• _STATED EXERCISE_
Copy the items verbatim, from their first line through the line containing "selected-model-point — [70, 432, 76, 438]", and stop there.
+ + + +
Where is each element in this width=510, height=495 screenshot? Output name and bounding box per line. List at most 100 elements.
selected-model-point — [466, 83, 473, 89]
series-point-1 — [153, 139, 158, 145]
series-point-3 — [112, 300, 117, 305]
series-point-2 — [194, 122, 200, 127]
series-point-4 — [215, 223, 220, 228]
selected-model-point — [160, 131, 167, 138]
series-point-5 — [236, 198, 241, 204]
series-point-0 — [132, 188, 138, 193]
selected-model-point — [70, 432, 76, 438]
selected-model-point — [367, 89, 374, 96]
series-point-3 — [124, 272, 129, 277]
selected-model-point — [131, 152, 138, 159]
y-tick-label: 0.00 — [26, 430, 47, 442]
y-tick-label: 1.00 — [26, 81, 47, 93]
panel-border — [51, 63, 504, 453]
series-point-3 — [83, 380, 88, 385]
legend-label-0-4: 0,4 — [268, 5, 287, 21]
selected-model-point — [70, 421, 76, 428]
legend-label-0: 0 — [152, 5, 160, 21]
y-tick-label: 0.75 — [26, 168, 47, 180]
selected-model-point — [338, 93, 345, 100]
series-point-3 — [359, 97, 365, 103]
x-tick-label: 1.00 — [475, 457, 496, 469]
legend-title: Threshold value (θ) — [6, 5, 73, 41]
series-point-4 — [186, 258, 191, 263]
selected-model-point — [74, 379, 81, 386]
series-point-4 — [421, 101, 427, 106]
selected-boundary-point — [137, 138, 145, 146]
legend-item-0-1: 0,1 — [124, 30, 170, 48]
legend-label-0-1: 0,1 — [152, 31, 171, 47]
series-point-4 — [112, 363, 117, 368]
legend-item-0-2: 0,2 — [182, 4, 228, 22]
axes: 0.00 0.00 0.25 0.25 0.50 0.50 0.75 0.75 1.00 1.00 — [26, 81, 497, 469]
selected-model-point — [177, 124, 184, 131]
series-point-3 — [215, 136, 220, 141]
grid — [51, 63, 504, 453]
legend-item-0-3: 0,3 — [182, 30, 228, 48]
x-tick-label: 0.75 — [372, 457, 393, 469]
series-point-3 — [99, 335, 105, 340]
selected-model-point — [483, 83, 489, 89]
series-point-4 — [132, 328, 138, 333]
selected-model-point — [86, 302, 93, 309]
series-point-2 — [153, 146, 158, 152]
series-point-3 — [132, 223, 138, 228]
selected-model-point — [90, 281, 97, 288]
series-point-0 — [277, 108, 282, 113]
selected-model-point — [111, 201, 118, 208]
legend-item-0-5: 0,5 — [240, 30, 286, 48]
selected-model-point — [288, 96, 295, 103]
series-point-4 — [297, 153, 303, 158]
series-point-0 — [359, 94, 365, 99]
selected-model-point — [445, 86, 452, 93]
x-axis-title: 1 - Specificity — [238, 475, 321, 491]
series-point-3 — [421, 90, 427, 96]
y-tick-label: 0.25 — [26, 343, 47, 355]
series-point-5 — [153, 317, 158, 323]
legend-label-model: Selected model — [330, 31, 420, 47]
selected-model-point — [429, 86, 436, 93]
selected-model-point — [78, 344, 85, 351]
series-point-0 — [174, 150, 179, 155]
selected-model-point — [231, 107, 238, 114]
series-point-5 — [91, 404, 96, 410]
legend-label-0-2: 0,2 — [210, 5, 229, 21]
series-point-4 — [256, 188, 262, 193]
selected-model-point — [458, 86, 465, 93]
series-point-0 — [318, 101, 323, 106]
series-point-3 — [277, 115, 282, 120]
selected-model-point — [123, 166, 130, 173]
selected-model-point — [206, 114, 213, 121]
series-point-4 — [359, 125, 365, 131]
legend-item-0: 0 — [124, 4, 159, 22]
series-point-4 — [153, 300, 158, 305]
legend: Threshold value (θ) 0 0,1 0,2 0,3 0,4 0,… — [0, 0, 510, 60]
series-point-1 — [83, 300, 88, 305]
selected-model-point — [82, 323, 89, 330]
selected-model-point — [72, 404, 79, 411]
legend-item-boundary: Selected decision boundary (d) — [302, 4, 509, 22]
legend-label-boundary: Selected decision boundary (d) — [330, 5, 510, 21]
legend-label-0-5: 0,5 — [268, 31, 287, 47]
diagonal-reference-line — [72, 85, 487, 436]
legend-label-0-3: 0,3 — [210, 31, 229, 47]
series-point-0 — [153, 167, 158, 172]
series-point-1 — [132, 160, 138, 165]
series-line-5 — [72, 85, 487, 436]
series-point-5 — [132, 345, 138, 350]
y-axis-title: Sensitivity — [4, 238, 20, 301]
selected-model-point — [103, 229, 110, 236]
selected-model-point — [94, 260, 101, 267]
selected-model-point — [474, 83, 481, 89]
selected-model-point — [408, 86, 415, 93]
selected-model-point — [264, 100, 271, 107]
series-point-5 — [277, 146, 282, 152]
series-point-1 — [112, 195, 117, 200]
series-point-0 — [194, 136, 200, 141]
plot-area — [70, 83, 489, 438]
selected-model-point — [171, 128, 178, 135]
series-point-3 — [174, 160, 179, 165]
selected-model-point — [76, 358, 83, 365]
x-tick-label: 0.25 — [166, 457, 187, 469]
+ + + +
• _ANSWER TO THIS TASK_
Where is each element in this width=510, height=495 screenshot? Output name and bounding box per line. List at most 100 elements.
selected-model-point — [466, 83, 473, 89]
series-point-1 — [153, 139, 158, 145]
series-point-3 — [112, 300, 117, 305]
series-point-2 — [194, 122, 200, 127]
series-point-4 — [215, 223, 220, 228]
selected-model-point — [160, 131, 167, 138]
series-point-5 — [236, 198, 241, 204]
series-point-0 — [132, 188, 138, 193]
selected-model-point — [70, 432, 76, 438]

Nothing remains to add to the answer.